(Dataset entries)
---+---
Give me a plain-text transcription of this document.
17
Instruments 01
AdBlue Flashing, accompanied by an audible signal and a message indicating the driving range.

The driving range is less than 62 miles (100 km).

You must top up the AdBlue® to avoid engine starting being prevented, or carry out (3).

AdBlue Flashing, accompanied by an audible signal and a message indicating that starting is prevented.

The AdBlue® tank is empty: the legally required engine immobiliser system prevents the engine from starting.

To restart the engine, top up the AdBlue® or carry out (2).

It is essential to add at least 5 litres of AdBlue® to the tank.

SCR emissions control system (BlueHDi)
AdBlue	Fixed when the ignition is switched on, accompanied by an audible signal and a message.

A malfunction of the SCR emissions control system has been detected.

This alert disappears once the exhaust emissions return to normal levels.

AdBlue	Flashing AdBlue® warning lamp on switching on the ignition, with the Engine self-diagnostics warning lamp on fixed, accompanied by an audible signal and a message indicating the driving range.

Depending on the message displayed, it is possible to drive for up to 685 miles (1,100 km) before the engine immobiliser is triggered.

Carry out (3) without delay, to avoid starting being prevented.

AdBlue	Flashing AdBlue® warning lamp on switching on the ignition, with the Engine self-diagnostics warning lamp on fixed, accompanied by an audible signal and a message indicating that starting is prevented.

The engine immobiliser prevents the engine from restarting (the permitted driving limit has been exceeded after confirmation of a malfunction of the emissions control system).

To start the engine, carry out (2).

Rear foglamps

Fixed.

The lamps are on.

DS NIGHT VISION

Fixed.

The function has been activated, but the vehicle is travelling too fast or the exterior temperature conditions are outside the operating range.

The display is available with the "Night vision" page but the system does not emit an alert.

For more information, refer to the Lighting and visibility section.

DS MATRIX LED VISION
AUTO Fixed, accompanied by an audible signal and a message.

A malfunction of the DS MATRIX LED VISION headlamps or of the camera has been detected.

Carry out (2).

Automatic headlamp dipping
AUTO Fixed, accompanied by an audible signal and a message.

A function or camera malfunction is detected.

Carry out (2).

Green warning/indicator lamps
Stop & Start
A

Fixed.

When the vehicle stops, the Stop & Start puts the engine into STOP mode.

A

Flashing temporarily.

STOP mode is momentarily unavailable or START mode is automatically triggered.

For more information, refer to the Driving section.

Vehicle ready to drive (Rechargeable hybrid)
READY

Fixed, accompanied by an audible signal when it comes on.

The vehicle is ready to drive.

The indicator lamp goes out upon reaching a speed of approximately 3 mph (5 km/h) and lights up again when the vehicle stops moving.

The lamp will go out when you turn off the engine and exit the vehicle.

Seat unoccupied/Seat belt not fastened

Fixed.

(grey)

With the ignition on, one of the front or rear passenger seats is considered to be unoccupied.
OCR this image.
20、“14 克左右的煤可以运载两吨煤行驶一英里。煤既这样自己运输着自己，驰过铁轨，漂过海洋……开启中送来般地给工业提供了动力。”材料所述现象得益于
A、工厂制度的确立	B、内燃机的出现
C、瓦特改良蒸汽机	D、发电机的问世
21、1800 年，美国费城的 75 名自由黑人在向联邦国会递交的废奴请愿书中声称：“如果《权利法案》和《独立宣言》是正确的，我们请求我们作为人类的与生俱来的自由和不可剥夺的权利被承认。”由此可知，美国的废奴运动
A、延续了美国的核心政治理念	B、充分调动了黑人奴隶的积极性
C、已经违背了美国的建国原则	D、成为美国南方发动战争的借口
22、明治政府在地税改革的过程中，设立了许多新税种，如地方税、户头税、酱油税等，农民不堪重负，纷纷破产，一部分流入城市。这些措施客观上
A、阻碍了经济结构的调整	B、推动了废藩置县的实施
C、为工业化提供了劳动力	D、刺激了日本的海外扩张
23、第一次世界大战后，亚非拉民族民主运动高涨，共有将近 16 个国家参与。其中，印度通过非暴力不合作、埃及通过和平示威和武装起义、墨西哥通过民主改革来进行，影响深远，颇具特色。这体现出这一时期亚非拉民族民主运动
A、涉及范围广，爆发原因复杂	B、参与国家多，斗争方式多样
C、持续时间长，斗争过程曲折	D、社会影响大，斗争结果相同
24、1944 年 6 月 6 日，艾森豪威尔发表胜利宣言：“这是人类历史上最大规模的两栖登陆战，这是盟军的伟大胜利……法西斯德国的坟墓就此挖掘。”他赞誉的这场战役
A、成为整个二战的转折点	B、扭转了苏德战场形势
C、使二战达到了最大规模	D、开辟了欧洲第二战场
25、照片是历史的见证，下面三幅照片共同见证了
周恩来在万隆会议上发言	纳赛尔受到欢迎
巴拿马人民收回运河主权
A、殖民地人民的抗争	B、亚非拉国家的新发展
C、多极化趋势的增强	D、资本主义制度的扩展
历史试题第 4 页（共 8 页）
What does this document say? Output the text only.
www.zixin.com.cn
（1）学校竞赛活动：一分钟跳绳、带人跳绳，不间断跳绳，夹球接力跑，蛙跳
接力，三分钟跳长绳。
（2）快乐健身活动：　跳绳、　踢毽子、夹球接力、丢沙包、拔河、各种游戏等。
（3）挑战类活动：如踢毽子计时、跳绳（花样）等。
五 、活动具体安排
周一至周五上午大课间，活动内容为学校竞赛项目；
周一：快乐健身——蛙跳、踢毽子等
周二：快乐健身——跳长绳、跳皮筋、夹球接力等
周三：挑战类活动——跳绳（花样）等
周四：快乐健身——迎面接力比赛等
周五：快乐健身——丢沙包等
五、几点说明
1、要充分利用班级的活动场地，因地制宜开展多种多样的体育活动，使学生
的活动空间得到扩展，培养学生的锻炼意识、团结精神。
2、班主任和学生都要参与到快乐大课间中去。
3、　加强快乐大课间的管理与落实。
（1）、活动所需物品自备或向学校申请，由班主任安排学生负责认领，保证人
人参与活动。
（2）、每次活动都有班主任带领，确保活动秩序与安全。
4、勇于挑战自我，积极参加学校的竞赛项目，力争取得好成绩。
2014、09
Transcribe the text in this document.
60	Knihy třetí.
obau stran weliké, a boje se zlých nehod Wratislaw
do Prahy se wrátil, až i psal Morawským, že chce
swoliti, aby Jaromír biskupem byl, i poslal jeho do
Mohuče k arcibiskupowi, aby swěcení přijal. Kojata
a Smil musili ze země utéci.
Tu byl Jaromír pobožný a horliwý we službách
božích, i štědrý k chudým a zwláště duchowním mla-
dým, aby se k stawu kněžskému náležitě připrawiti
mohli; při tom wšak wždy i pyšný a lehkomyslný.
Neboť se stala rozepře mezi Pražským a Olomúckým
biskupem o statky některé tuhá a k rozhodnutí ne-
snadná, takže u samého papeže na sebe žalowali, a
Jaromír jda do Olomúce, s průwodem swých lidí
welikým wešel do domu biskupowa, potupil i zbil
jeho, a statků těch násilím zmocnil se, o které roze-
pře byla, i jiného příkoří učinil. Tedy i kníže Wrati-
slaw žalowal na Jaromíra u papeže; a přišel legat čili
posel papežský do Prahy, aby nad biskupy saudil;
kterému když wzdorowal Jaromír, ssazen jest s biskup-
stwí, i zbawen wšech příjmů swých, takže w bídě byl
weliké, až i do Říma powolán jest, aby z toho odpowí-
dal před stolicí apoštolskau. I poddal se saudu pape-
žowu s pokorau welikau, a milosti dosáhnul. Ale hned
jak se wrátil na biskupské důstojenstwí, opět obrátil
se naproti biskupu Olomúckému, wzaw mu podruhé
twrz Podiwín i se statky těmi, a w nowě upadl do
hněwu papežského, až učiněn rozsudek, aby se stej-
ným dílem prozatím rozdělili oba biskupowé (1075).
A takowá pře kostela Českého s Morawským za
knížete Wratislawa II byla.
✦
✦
---+---
Instruction -> Return every entry verbatim.

Solution to the problem ->
Give me a plain-text transcription of this document.
17
Instruments 01
AdBlue Flashing, accompanied by an audible signal and a message indicating the driving range.

The driving range is less than 62 miles (100 km).

You must top up the AdBlue® to avoid engine starting being prevented, or carry out (3).

AdBlue Flashing, accompanied by an audible signal and a message indicating that starting is prevented.

The AdBlue® tank is empty: the legally required engine immobiliser system prevents the engine from starting.

To restart the engine, top up the AdBlue® or carry out (2).

It is essential to add at least 5 litres of AdBlue® to the tank.

SCR emissions control system (BlueHDi)
AdBlue	Fixed when the ignition is switched on, accompanied by an audible signal and a message.

A malfunction of the SCR emissions control system has been detected.

This alert disappears once the exhaust emissions return to normal levels.

AdBlue	Flashing AdBlue® warning lamp on switching on the ignition, with the Engine self-diagnostics warning lamp on fixed, accompanied by an audible signal and a message indicating the driving range.

Depending on the message displayed, it is possible to drive for up to 685 miles (1,100 km) before the engine immobiliser is triggered.

Carry out (3) without delay, to avoid starting being prevented.

AdBlue	Flashing AdBlue® warning lamp on switching on the ignition, with the Engine self-diagnostics warning lamp on fixed, accompanied by an audible signal and a message indicating that starting is prevented.

The engine immobiliser prevents the engine from restarting (the permitted driving limit has been exceeded after confirmation of a malfunction of the emissions control system).

To start the engine, carry out (2).

Rear foglamps

Fixed.

The lamps are on.

DS NIGHT VISION

Fixed.

The function has been activated, but the vehicle is travelling too fast or the exterior temperature conditions are outside the operating range.

The display is available with the "Night vision" page but the system does not emit an alert.

For more information, refer to the Lighting and visibility section.

DS MATRIX LED VISION
AUTO Fixed, accompanied by an audible signal and a message.

A malfunction of the DS MATRIX LED VISION headlamps or of the camera has been detected.

Carry out (2).

Automatic headlamp dipping
AUTO Fixed, accompanied by an audible signal and a message.

A function or camera malfunction is detected.

Carry out (2).

Green warning/indicator lamps
Stop & Start
A

Fixed.

When the vehicle stops, the Stop & Start puts the engine into STOP mode.

A

Flashing temporarily.

STOP mode is momentarily unavailable or START mode is automatically triggered.

For more information, refer to the Driving section.

Vehicle ready to drive (Rechargeable hybrid)
READY

Fixed, accompanied by an audible signal when it comes on.

The vehicle is ready to drive.

The indicator lamp goes out upon reaching a speed of approximately 3 mph (5 km/h) and lights up again when the vehicle stops moving.

The lamp will go out when you turn off the engine and exit the vehicle.

Seat unoccupied/Seat belt not fastened

Fixed.

(grey)

With the ignition on, one of the front or rear passenger seats is considered to be unoccupied.
OCR this image.
20、“14 克左右的煤可以运载两吨煤行驶一英里。煤既这样自己运输着自己，驰过铁轨，漂过海洋……开启中送来般地给工业提供了动力。”材料所述现象得益于
A、工厂制度的确立	B、内燃机的出现
C、瓦特改良蒸汽机	D、发电机的问世
21、1800 年，美国费城的 75 名自由黑人在向联邦国会递交的废奴请愿书中声称：“如果《权利法案》和《独立宣言》是正确的，我们请求我们作为人类的与生俱来的自由和不可剥夺的权利被承认。”由此可知，美国的废奴运动
A、延续了美国的核心政治理念	B、充分调动了黑人奴隶的积极性
C、已经违背了美国的建国原则	D、成为美国南方发动战争的借口
22、明治政府在地税改革的过程中，设立了许多新税种，如地方税、户头税、酱油税等，农民不堪重负，纷纷破产，一部分流入城市。这些措施客观上
A、阻碍了经济结构的调整	B、推动了废藩置县的实施
C、为工业化提供了劳动力	D、刺激了日本的海外扩张
23、第一次世界大战后，亚非拉民族民主运动高涨，共有将近 16 个国家参与。其中，印度通过非暴力不合作、埃及通过和平示威和武装起义、墨西哥通过民主改革来进行，影响深远，颇具特色。这体现出这一时期亚非拉民族民主运动
A、涉及范围广，爆发原因复杂	B、参与国家多，斗争方式多样
C、持续时间长，斗争过程曲折	D、社会影响大，斗争结果相同
24、1944 年 6 月 6 日，艾森豪威尔发表胜利宣言：“这是人类历史上最大规模的两栖登陆战，这是盟军的伟大胜利……法西斯德国的坟墓就此挖掘。”他赞誉的这场战役
A、成为整个二战的转折点	B、扭转了苏德战场形势
C、使二战达到了最大规模	D、开辟了欧洲第二战场
25、照片是历史的见证，下面三幅照片共同见证了
周恩来在万隆会议上发言	纳赛尔受到欢迎
巴拿马人民收回运河主权
A、殖民地人民的抗争	B、亚非拉国家的新发展
C、多极化趋势的增强	D、资本主义制度的扩展
历史试题第 4 页（共 8 页）
What does this document say? Output the text only.
www.zixin.com.cn
（1）学校竞赛活动：一分钟跳绳、带人跳绳，不间断跳绳，夹球接力跑，蛙跳
接力，三分钟跳长绳。
（2）快乐健身活动：　跳绳、　踢毽子、夹球接力、丢沙包、拔河、各种游戏等。
（3）挑战类活动：如踢毽子计时、跳绳（花样）等。
五 、活动具体安排
周一至周五上午大课间，活动内容为学校竞赛项目；
周一：快乐健身——蛙跳、踢毽子等
周二：快乐健身——跳长绳、跳皮筋、夹球接力等
周三：挑战类活动——跳绳（花样）等
周四：快乐健身——迎面接力比赛等
周五：快乐健身——丢沙包等
五、几点说明
1、要充分利用班级的活动场地，因地制宜开展多种多样的体育活动，使学生
的活动空间得到扩展，培养学生的锻炼意识、团结精神。
2、班主任和学生都要参与到快乐大课间中去。
3、　加强快乐大课间的管理与落实。
（1）、活动所需物品自备或向学校申请，由班主任安排学生负责认领，保证人
人参与活动。
（2）、每次活动都有班主任带领，确保活动秩序与安全。
4、勇于挑战自我，积极参加学校的竞赛项目，力争取得好成绩。
2014、09
Transcribe the text in this document.
60	Knihy třetí.
obau stran weliké, a boje se zlých nehod Wratislaw
do Prahy se wrátil, až i psal Morawským, že chce
swoliti, aby Jaromír biskupem byl, i poslal jeho do
Mohuče k arcibiskupowi, aby swěcení přijal. Kojata
a Smil musili ze země utéci.
Tu byl Jaromír pobožný a horliwý we službách
božích, i štědrý k chudým a zwláště duchowním mla-
dým, aby se k stawu kněžskému náležitě připrawiti
mohli; při tom wšak wždy i pyšný a lehkomyslný.
Neboť se stala rozepře mezi Pražským a Olomúckým
biskupem o statky některé tuhá a k rozhodnutí ne-
snadná, takže u samého papeže na sebe žalowali, a
Jaromír jda do Olomúce, s průwodem swých lidí
welikým wešel do domu biskupowa, potupil i zbil
jeho, a statků těch násilím zmocnil se, o které roze-
pře byla, i jiného příkoří učinil. Tedy i kníže Wrati-
slaw žalowal na Jaromíra u papeže; a přišel legat čili
posel papežský do Prahy, aby nad biskupy saudil;
kterému když wzdorowal Jaromír, ssazen jest s biskup-
stwí, i zbawen wšech příjmů swých, takže w bídě byl
weliké, až i do Říma powolán jest, aby z toho odpowí-
dal před stolicí apoštolskau. I poddal se saudu pape-
žowu s pokorau welikau, a milosti dosáhnul. Ale hned
jak se wrátil na biskupské důstojenstwí, opět obrátil
se naproti biskupu Olomúckému, wzaw mu podruhé
twrz Podiwín i se statky těmi, a w nowě upadl do
hněwu papežského, až učiněn rozsudek, aby se stej-
ným dílem prozatím rozdělili oba biskupowé (1075).
A takowá pře kostela Českého s Morawským za
knížete Wratislawa II byla.
✦
✦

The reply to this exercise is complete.